> What the task requires
Reproduce the entries below in full, word for word.

___ Material provided ___

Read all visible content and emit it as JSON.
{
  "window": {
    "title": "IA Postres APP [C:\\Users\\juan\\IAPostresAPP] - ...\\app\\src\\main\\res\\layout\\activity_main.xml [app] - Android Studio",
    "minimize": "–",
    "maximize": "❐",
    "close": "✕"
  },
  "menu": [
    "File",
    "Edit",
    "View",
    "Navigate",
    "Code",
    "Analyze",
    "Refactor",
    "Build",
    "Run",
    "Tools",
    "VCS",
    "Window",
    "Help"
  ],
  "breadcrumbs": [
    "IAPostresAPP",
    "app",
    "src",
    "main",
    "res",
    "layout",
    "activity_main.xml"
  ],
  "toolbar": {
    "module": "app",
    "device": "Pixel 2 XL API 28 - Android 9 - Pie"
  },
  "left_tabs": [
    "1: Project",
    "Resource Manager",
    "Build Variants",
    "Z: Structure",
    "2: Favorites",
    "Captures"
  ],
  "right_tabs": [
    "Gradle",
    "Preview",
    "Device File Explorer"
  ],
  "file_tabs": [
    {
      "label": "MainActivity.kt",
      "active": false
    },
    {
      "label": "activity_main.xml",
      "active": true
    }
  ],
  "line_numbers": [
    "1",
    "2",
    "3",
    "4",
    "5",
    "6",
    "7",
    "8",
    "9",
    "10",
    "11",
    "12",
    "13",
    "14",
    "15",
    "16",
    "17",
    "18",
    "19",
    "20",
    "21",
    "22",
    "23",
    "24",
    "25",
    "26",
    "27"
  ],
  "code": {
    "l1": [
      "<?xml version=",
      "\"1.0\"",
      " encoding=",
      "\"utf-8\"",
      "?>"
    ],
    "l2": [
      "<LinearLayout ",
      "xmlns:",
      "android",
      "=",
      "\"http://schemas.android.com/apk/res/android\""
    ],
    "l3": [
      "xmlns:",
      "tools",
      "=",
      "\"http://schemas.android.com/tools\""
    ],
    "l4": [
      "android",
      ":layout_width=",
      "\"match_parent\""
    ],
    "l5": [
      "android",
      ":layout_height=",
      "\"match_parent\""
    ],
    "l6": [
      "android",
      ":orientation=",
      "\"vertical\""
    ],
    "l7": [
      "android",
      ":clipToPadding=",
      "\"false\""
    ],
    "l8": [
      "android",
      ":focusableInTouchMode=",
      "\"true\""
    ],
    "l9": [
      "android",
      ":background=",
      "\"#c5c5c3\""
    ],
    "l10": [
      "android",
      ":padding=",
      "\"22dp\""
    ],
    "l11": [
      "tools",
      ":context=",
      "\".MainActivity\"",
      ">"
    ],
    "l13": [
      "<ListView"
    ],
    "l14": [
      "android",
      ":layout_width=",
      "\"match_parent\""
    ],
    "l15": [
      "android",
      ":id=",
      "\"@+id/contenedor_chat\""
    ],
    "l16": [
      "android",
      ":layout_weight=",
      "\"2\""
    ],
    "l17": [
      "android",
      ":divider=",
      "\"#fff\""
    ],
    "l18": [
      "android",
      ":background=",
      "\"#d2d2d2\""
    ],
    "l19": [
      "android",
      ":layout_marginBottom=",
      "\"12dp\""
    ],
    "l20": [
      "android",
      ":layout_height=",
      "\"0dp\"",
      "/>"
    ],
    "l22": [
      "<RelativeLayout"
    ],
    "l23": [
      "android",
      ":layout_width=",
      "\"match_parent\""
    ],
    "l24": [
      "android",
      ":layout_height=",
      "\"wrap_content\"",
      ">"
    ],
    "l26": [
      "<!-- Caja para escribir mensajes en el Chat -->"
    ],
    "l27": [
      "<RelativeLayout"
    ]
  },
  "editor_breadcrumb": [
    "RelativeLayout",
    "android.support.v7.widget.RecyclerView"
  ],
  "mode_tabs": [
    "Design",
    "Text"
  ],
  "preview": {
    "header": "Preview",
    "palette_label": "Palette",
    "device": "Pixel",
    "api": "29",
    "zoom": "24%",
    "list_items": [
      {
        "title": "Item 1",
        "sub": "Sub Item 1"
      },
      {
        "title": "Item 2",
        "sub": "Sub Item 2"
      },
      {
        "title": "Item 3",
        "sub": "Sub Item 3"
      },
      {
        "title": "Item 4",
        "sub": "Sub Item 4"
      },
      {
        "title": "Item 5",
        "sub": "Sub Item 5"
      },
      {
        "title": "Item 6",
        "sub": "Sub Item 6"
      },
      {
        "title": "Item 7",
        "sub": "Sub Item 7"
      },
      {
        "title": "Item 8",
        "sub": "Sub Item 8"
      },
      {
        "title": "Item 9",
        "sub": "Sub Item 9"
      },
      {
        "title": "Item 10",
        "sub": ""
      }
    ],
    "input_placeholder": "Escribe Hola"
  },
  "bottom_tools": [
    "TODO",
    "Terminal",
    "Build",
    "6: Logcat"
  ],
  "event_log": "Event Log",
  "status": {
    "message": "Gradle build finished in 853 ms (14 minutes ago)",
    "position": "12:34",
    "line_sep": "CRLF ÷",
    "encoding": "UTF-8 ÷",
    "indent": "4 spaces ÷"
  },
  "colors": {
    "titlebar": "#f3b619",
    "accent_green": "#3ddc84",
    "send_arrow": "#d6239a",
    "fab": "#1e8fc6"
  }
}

___

> Reply to the task
Read all visible content and emit it as JSON.
{
  "window": {
    "title": "IA Postres APP [C:\\Users\\juan\\IAPostresAPP] - ...\\app\\src\\main\\res\\layout\\activity_main.xml [app] - Android Studio",
    "minimize": "–",
    "maximize": "❐",
    "close": "✕"
  },
  "menu": [
    "File",
    "Edit",
    "View",
    "Navigate",
    "Code",
    "Analyze",
    "Refactor",
    "Build",
    "Run",
    "Tools",
    "VCS",
    "Window",
    "Help"
  ],
  "breadcrumbs": [
    "IAPostresAPP",
    "app",
    "src",
    "main",
    "res",
    "layout",
    "activity_main.xml"
  ],
  "toolbar": {
    "module": "app",
    "device": "Pixel 2 XL API 28 - Android 9 - Pie"
  },
  "left_tabs": [
    "1: Project",
    "Resource Manager",
    "Build Variants",
    "Z: Structure",
    "2: Favorites",
    "Captures"
  ],
  "right_tabs": [
    "Gradle",
    "Preview",
    "Device File Explorer"
  ],
  "file_tabs": [
    {
      "label": "MainActivity.kt",
      "active": false
    },
    {
      "label": "activity_main.xml",
      "active": true
    }
  ],
  "line_numbers": [
    "1",
    "2",
    "3",
    "4",
    "5",
    "6",
    "7",
    "8",
    "9",
    "10",
    "11",
    "12",
    "13",
    "14",
    "15",
    "16",
    "17",
    "18",
    "19",
    "20",
    "21",
    "22",
    "23",
    "24",
    "25",
    "26",
    "27"
  ],
  "code": {
    "l1": [
      "<?xml version=",
      "\"1.0\"",
      " encoding=",
      "\"utf-8\"",
      "?>"
    ],
    "l2": [
      "<LinearLayout ",
      "xmlns:",
      "android",
      "=",
      "\"http://schemas.android.com/apk/res/android\""
    ],
    "l3": [
      "xmlns:",
      "tools",
      "=",
      "\"http://schemas.android.com/tools\""
    ],
    "l4": [
      "android",
      ":layout_width=",
      "\"match_parent\""
    ],
    "l5": [
      "android",
      ":layout_height=",
      "\"match_parent\""
    ],
    "l6": [
      "android",
      ":orientation=",
      "\"vertical\""
    ],
    "l7": [
      "android",
      ":clipToPadding=",
      "\"false\""
    ],
    "l8": [
      "android",
      ":focusableInTouchMode=",
      "\"true\""
    ],
    "l9": [
      "android",
      ":background=",
      "\"#c5c5c3\""
    ],
    "l10": [
      "android",
      ":padding=",
      "\"22dp\""
    ],
    "l11": [
      "tools",
      ":context=",
      "\".MainActivity\"",
      ">"
    ],
    "l13": [
      "<ListView"
    ],
    "l14": [
      "android",
      ":layout_width=",
      "\"match_parent\""
    ],
    "l15": [
      "android",
      ":id=",
      "\"@+id/contenedor_chat\""
    ],
    "l16": [
      "android",
      ":layout_weight=",
      "\"2\""
    ],
    "l17": [
      "android",
      ":divider=",
      "\"#fff\""
    ],
    "l18": [
      "android",
      ":background=",
      "\"#d2d2d2\""
    ],
    "l19": [
      "android",
      ":layout_marginBottom=",
      "\"12dp\""
    ],
    "l20": [
      "android",
      ":layout_height=",
      "\"0dp\"",
      "/>"
    ],
    "l22": [
      "<RelativeLayout"
    ],
    "l23": [
      "android",
      ":layout_width=",
      "\"match_parent\""
    ],
    "l24": [
      "android",
      ":layout_height=",
      "\"wrap_content\"",
      ">"
    ],
    "l26": [
      "<!-- Caja para escribir mensajes en el Chat -->"
    ],
    "l27": [
      "<RelativeLayout"
    ]
  },
  "editor_breadcrumb": [
    "RelativeLayout",
    "android.support.v7.widget.RecyclerView"
  ],
  "mode_tabs": [
    "Design",
    "Text"
  ],
  "preview": {
    "header": "Preview",
    "palette_label": "Palette",
    "device": "Pixel",
    "api": "29",
    "zoom": "24%",
    "list_items": [
      {
        "title": "Item 1",
        "sub": "Sub Item 1"
      },
      {
        "title": "Item 2",
        "sub": "Sub Item 2"
      },
      {
        "title": "Item 3",
        "sub": "Sub Item 3"
      },
      {
        "title": "Item 4",
        "sub": "Sub Item 4"
      },
      {
        "title": "Item 5",
        "sub": "Sub Item 5"
      },
      {
        "title": "Item 6",
        "sub": "Sub Item 6"
      },
      {
        "title": "Item 7",
        "sub": "Sub Item 7"
      },
      {
        "title": "Item 8",
        "sub": "Sub Item 8"
      },
      {
        "title": "Item 9",
        "sub": "Sub Item 9"
      },
      {
        "title": "Item 10",
        "sub": ""
      }
    ],
    "input_placeholder": "Escribe Hola"
  },
  "bottom_tools": [
    "TODO",
    "Terminal",
    "Build",
    "6: Logcat"
  ],
  "event_log": "Event Log",
  "status": {
    "message": "Gradle build finished in 853 ms (14 minutes ago)",
    "position": "12:34",
    "line_sep": "CRLF ÷",
    "encoding": "UTF-8 ÷",
    "indent": "4 spaces ÷"
  },
  "colors": {
    "titlebar": "#f3b619",
    "accent_green": "#3ddc84",
    "send_arrow": "#d6239a",
    "fab": "#1e8fc6"
  }
}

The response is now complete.